Work order: Your copy should match the records below exactly, except for the pictures.

[Data entries]
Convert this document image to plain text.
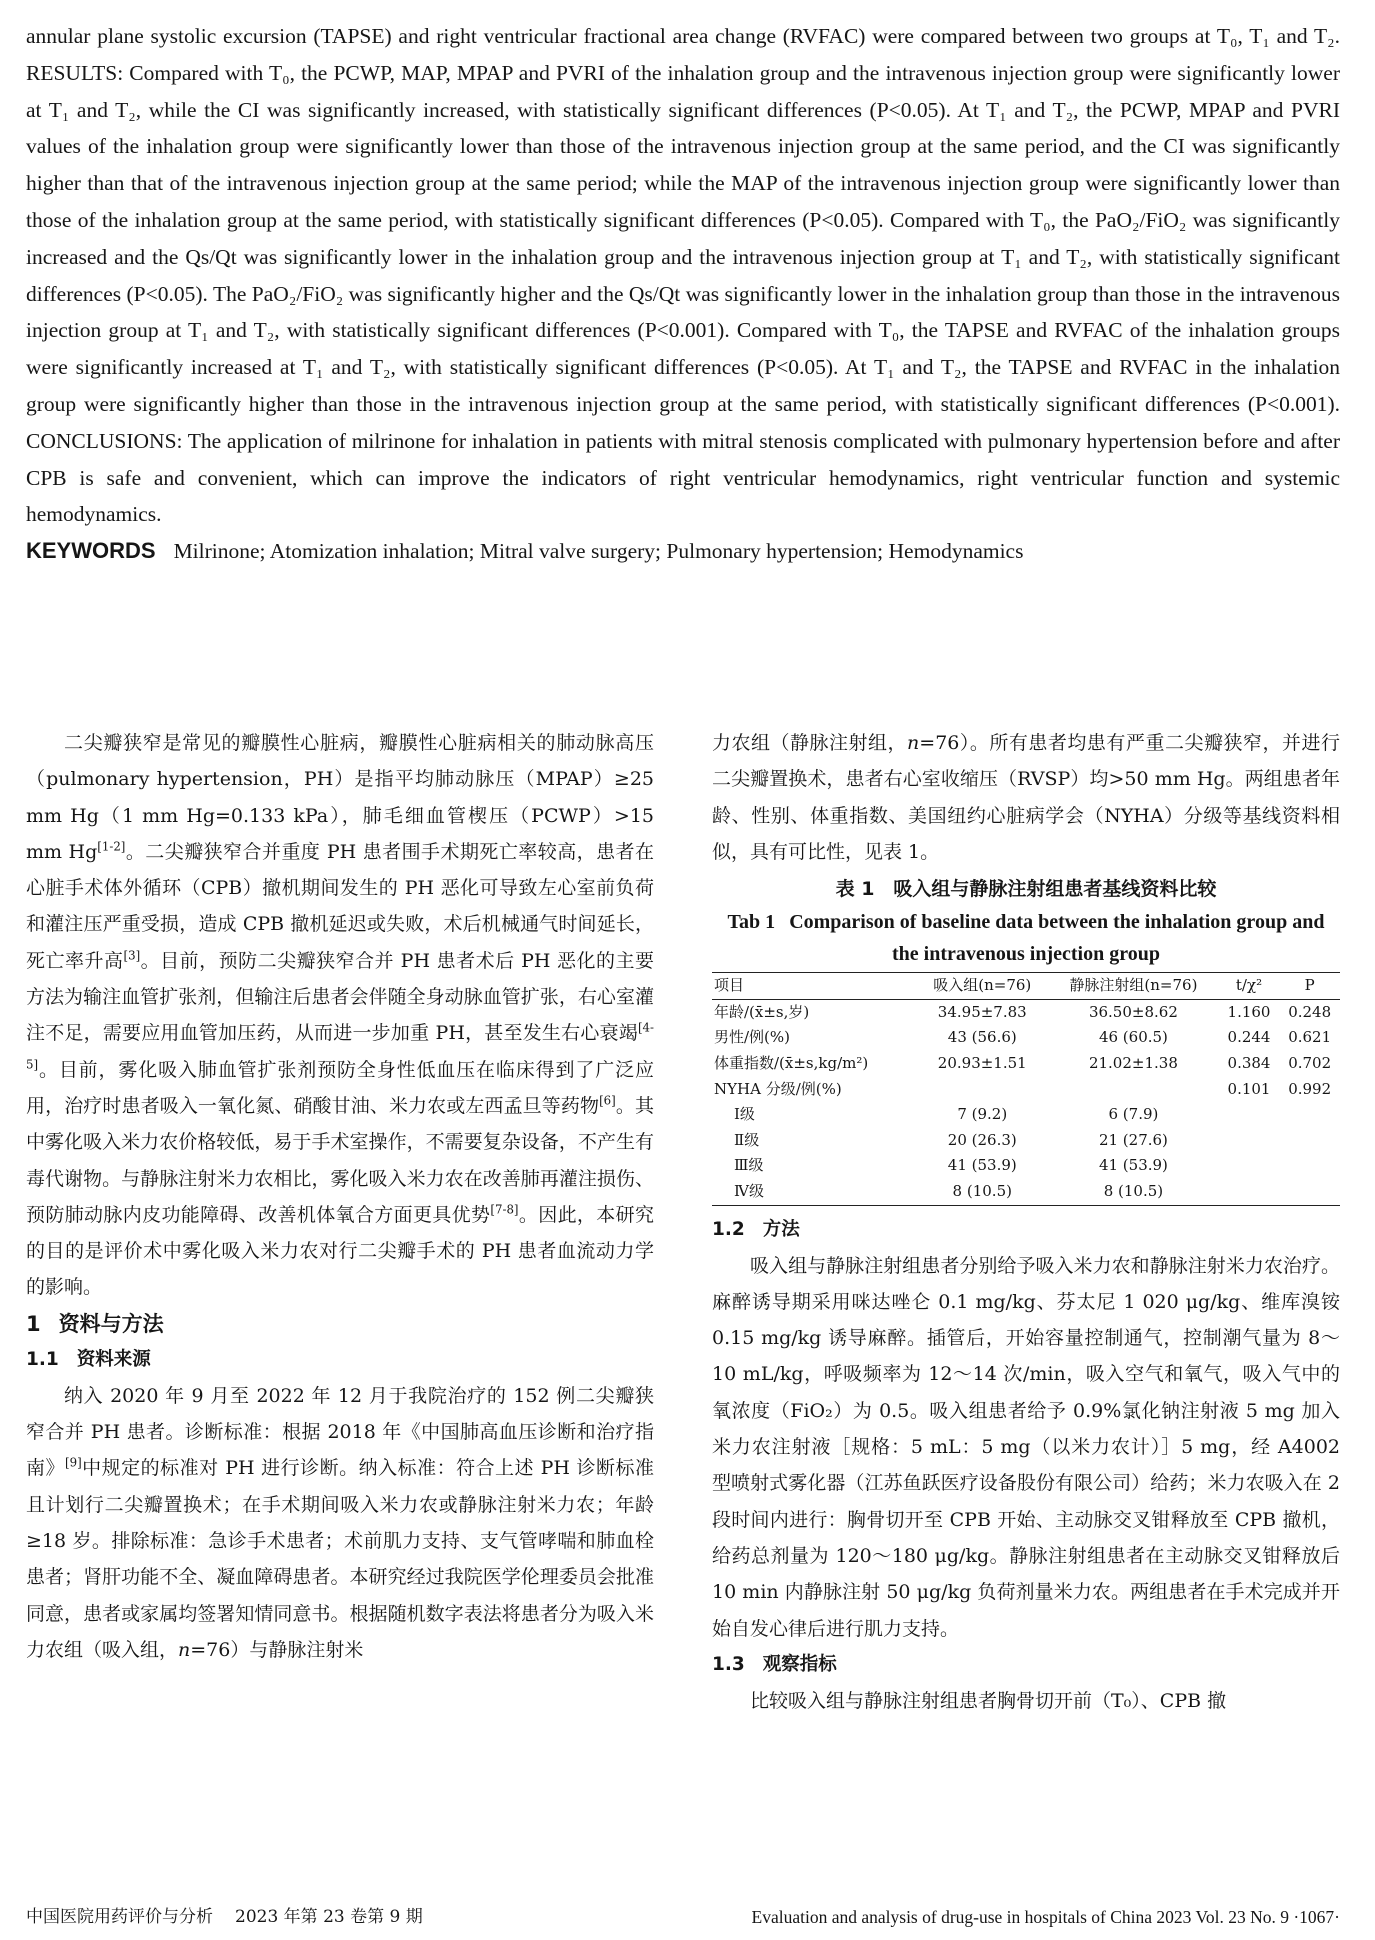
annular plane systolic excursion (TAPSE) and right ventricular fractional area change (RVFAC) were compared between two groups at T₀, T₁ and T₂. RESULTS: Compared with T₀, the PCWP, MAP, MPAP and PVRI of the inhalation group and the intravenous injection group were significantly lower at T₁ and T₂, while the CI was significantly increased, with statistically significant differences (P<0.05). At T₁ and T₂, the PCWP, MPAP and PVRI values of the inhalation group were significantly lower than those of the intravenous injection group at the same period, and the CI was significantly higher than that of the intravenous injection group at the same period; while the MAP of the intravenous injection group were significantly lower than those of the inhalation group at the same period, with statistically significant differences (P<0.05). Compared with T₀, the PaO₂/FiO₂ was significantly increased and the Qs/Qt was significantly lower in the inhalation group and the intravenous injection group at T₁ and T₂, with statistically significant differences (P<0.05). The PaO₂/FiO₂ was significantly higher and the Qs/Qt was significantly lower in the inhalation group than those in the intravenous injection group at T₁ and T₂, with statistically significant differences (P<0.001). Compared with T₀, the TAPSE and RVFAC of the inhalation groups were significantly increased at T₁ and T₂, with statistically significant differences (P<0.05). At T₁ and T₂, the TAPSE and RVFAC in the inhalation group were significantly higher than those in the intravenous injection group at the same period, with statistically significant differences (P<0.001). CONCLUSIONS: The application of milrinone for inhalation in patients with mitral stenosis complicated with pulmonary hypertension before and after CPB is safe and convenient, which can improve the indicators of right ventricular hemodynamics, right ventricular function and systemic hemodynamics.

KEYWORDS Milrinone; Atomization inhalation; Mitral valve surgery; Pulmonary hypertension; Hemodynamics

二尖瓣狭窄是常见的瓣膜性心脏病，瓣膜性心脏病相关的肺动脉高压（pulmonary hypertension，PH）是指平均肺动脉压（MPAP）≥25 mm Hg（1 mm Hg=0.133 kPa），肺毛细血管楔压（PCWP）>15 mm Hg[1-2]。二尖瓣狭窄合并重度 PH 患者围手术期死亡率较高，患者在心脏手术体外循环（CPB）撤机期间发生的 PH 恶化可导致左心室前负荷和灌注压严重受损，造成 CPB 撤机延迟或失败，术后机械通气时间延长，死亡率升高[3]。目前，预防二尖瓣狭窄合并 PH 患者术后 PH 恶化的主要方法为输注血管扩张剂，但输注后患者会伴随全身动脉血管扩张，右心室灌注不足，需要应用血管加压药，从而进一步加重 PH，甚至发生右心衰竭[4-5]。目前，雾化吸入肺血管扩张剂预防全身性低血压在临床得到了广泛应用，治疗时患者吸入一氧化氮、硝酸甘油、米力农或左西孟旦等药物[6]。其中雾化吸入米力农价格较低，易于手术室操作，不需要复杂设备，不产生有毒代谢物。与静脉注射米力农相比，雾化吸入米力农在改善肺再灌注损伤、预防肺动脉内皮功能障碍、改善机体氧合方面更具优势[7-8]。因此，本研究的目的是评价术中雾化吸入米力农对行二尖瓣手术的 PH 患者血流动力学的影响。

1 资料与方法
1.1 资料来源

纳入 2020 年 9 月至 2022 年 12 月于我院治疗的 152 例二尖瓣狭窄合并 PH 患者。诊断标准：根据 2018 年《中国肺高血压诊断和治疗指南》[9]中规定的标准对 PH 进行诊断。纳入标准：符合上述 PH 诊断标准且计划行二尖瓣置换术；在手术期间吸入米力农或静脉注射米力农；年龄≥18 岁。排除标准：急诊手术患者；术前肌力支持、支气管哮喘和肺血栓患者；肾肝功能不全、凝血障碍患者。本研究经过我院医学伦理委员会批准同意，患者或家属均签署知情同意书。根据随机数字表法将患者分为吸入米力农组（吸入组，n=76）与静脉注射米

力农组（静脉注射组，n=76）。所有患者均患有严重二尖瓣狭窄，并进行二尖瓣置换术，患者右心室收缩压（RVSP）均>50 mm Hg。两组患者年龄、性别、体重指数、美国纽约心脏病学会（NYHA）分级等基线资料相似，具有可比性，见表 1。

表 1　吸入组与静脉注射组患者基线资料比较
Tab 1 Comparison of baseline data between the inhalation group and the intravenous injection group
项目	吸入组(n=76)	静脉注射组(n=76)	t/χ²	P
年龄/(x̄±s,岁)	34.95±7.83	36.50±8.62	1.160	0.248
男性/例(%)	43 (56.6)	46 (60.5)	0.244	0.621
体重指数/(x̄±s,kg/m²)	20.93±1.51	21.02±1.38	0.384	0.702
NYHA 分级/例(%)			0.101	0.992
Ⅰ级	7 (9.2)	6 (7.9)		
Ⅱ级	20 (26.3)	21 (27.6)		
Ⅲ级	41 (53.9)	41 (53.9)		
Ⅳ级	8 (10.5)	8 (10.5)		
1.2 方法

吸入组与静脉注射组患者分别给予吸入米力农和静脉注射米力农治疗。麻醉诱导期采用咪达唑仑 0.1 mg/kg、芬太尼 1 020 μg/kg、维库溴铵 0.15 mg/kg 诱导麻醉。插管后，开始容量控制通气，控制潮气量为 8～10 mL/kg，呼吸频率为 12～14 次/min，吸入空气和氧气，吸入气中的氧浓度（FiO₂）为 0.5。吸入组患者给予 0.9%氯化钠注射液 5 mg 加入米力农注射液［规格：5 mL：5 mg（以米力农计）］5 mg，经 A4002 型喷射式雾化器（江苏鱼跃医疗设备股份有限公司）给药；米力农吸入在 2 段时间内进行：胸骨切开至 CPB 开始、主动脉交叉钳释放至 CPB 撤机，给药总剂量为 120～180 μg/kg。静脉注射组患者在主动脉交叉钳释放后 10 min 内静脉注射 50 μg/kg 负荷剂量米力农。两组患者在手术完成并开始自发心律后进行肌力支持。

1.3 观察指标

比较吸入组与静脉注射组患者胸骨切开前（T₀）、CPB 撤

中国医院用药评价与分析 2023 年第 23 卷第 9 期	Evaluation and analysis of drug-use in hospitals of China 2023 Vol. 23 No. 9 ·1067·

Task response:
Convert this document image to plain text.
annular plane systolic excursion (TAPSE) and right ventricular fractional area change (RVFAC) were compared between two groups at T₀, T₁ and T₂. RESULTS: Compared with T₀, the PCWP, MAP, MPAP and PVRI of the inhalation group and the intravenous injection group were significantly lower at T₁ and T₂, while the CI was significantly increased, with statistically significant differences (P<0.05). At T₁ and T₂, the PCWP, MPAP and PVRI values of the inhalation group were significantly lower than those of the intravenous injection group at the same period, and the CI was significantly higher than that of the intravenous injection group at the same period; while the MAP of the intravenous injection group were significantly lower than those of the inhalation group at the same period, with statistically significant differences (P<0.05). Compared with T₀, the PaO₂/FiO₂ was significantly increased and the Qs/Qt was significantly lower in the inhalation group and the intravenous injection group at T₁ and T₂, with statistically significant differences (P<0.05). The PaO₂/FiO₂ was significantly higher and the Qs/Qt was significantly lower in the inhalation group than those in the intravenous injection group at T₁ and T₂, with statistically significant differences (P<0.001). Compared with T₀, the TAPSE and RVFAC of the inhalation groups were significantly increased at T₁ and T₂, with statistically significant differences (P<0.05). At T₁ and T₂, the TAPSE and RVFAC in the inhalation group were significantly higher than those in the intravenous injection group at the same period, with statistically significant differences (P<0.001). CONCLUSIONS: The application of milrinone for inhalation in patients with mitral stenosis complicated with pulmonary hypertension before and after CPB is safe and convenient, which can improve the indicators of right ventricular hemodynamics, right ventricular function and systemic hemodynamics.

KEYWORDS Milrinone; Atomization inhalation; Mitral valve surgery; Pulmonary hypertension; Hemodynamics

二尖瓣狭窄是常见的瓣膜性心脏病，瓣膜性心脏病相关的肺动脉高压（pulmonary hypertension，PH）是指平均肺动脉压（MPAP）≥25 mm Hg（1 mm Hg=0.133 kPa），肺毛细血管楔压（PCWP）>15 mm Hg[1-2]。二尖瓣狭窄合并重度 PH 患者围手术期死亡率较高，患者在心脏手术体外循环（CPB）撤机期间发生的 PH 恶化可导致左心室前负荷和灌注压严重受损，造成 CPB 撤机延迟或失败，术后机械通气时间延长，死亡率升高[3]。目前，预防二尖瓣狭窄合并 PH 患者术后 PH 恶化的主要方法为输注血管扩张剂，但输注后患者会伴随全身动脉血管扩张，右心室灌注不足，需要应用血管加压药，从而进一步加重 PH，甚至发生右心衰竭[4-5]。目前，雾化吸入肺血管扩张剂预防全身性低血压在临床得到了广泛应用，治疗时患者吸入一氧化氮、硝酸甘油、米力农或左西孟旦等药物[6]。其中雾化吸入米力农价格较低，易于手术室操作，不需要复杂设备，不产生有毒代谢物。与静脉注射米力农相比，雾化吸入米力农在改善肺再灌注损伤、预防肺动脉内皮功能障碍、改善机体氧合方面更具优势[7-8]。因此，本研究的目的是评价术中雾化吸入米力农对行二尖瓣手术的 PH 患者血流动力学的影响。

1 资料与方法
1.1 资料来源

纳入 2020 年 9 月至 2022 年 12 月于我院治疗的 152 例二尖瓣狭窄合并 PH 患者。诊断标准：根据 2018 年《中国肺高血压诊断和治疗指南》[9]中规定的标准对 PH 进行诊断。纳入标准：符合上述 PH 诊断标准且计划行二尖瓣置换术；在手术期间吸入米力农或静脉注射米力农；年龄≥18 岁。排除标准：急诊手术患者；术前肌力支持、支气管哮喘和肺血栓患者；肾肝功能不全、凝血障碍患者。本研究经过我院医学伦理委员会批准同意，患者或家属均签署知情同意书。根据随机数字表法将患者分为吸入米力农组（吸入组，n=76）与静脉注射米

力农组（静脉注射组，n=76）。所有患者均患有严重二尖瓣狭窄，并进行二尖瓣置换术，患者右心室收缩压（RVSP）均>50 mm Hg。两组患者年龄、性别、体重指数、美国纽约心脏病学会（NYHA）分级等基线资料相似，具有可比性，见表 1。

表 1　吸入组与静脉注射组患者基线资料比较
Tab 1 Comparison of baseline data between the inhalation group and the intravenous injection group
项目	吸入组(n=76)	静脉注射组(n=76)	t/χ²	P
年龄/(x̄±s,岁)	34.95±7.83	36.50±8.62	1.160	0.248
男性/例(%)	43 (56.6)	46 (60.5)	0.244	0.621
体重指数/(x̄±s,kg/m²)	20.93±1.51	21.02±1.38	0.384	0.702
NYHA 分级/例(%)			0.101	0.992
Ⅰ级	7 (9.2)	6 (7.9)		
Ⅱ级	20 (26.3)	21 (27.6)		
Ⅲ级	41 (53.9)	41 (53.9)		
Ⅳ级	8 (10.5)	8 (10.5)		
1.2 方法

吸入组与静脉注射组患者分别给予吸入米力农和静脉注射米力农治疗。麻醉诱导期采用咪达唑仑 0.1 mg/kg、芬太尼 1 020 μg/kg、维库溴铵 0.15 mg/kg 诱导麻醉。插管后，开始容量控制通气，控制潮气量为 8～10 mL/kg，呼吸频率为 12～14 次/min，吸入空气和氧气，吸入气中的氧浓度（FiO₂）为 0.5。吸入组患者给予 0.9%氯化钠注射液 5 mg 加入米力农注射液［规格：5 mL：5 mg（以米力农计）］5 mg，经 A4002 型喷射式雾化器（江苏鱼跃医疗设备股份有限公司）给药；米力农吸入在 2 段时间内进行：胸骨切开至 CPB 开始、主动脉交叉钳释放至 CPB 撤机，给药总剂量为 120～180 μg/kg。静脉注射组患者在主动脉交叉钳释放后 10 min 内静脉注射 50 μg/kg 负荷剂量米力农。两组患者在手术完成并开始自发心律后进行肌力支持。

1.3 观察指标

比较吸入组与静脉注射组患者胸骨切开前（T₀）、CPB 撤

中国医院用药评价与分析 2023 年第 23 卷第 9 期	Evaluation and analysis of drug-use in hospitals of China 2023 Vol. 23 No. 9 ·1067·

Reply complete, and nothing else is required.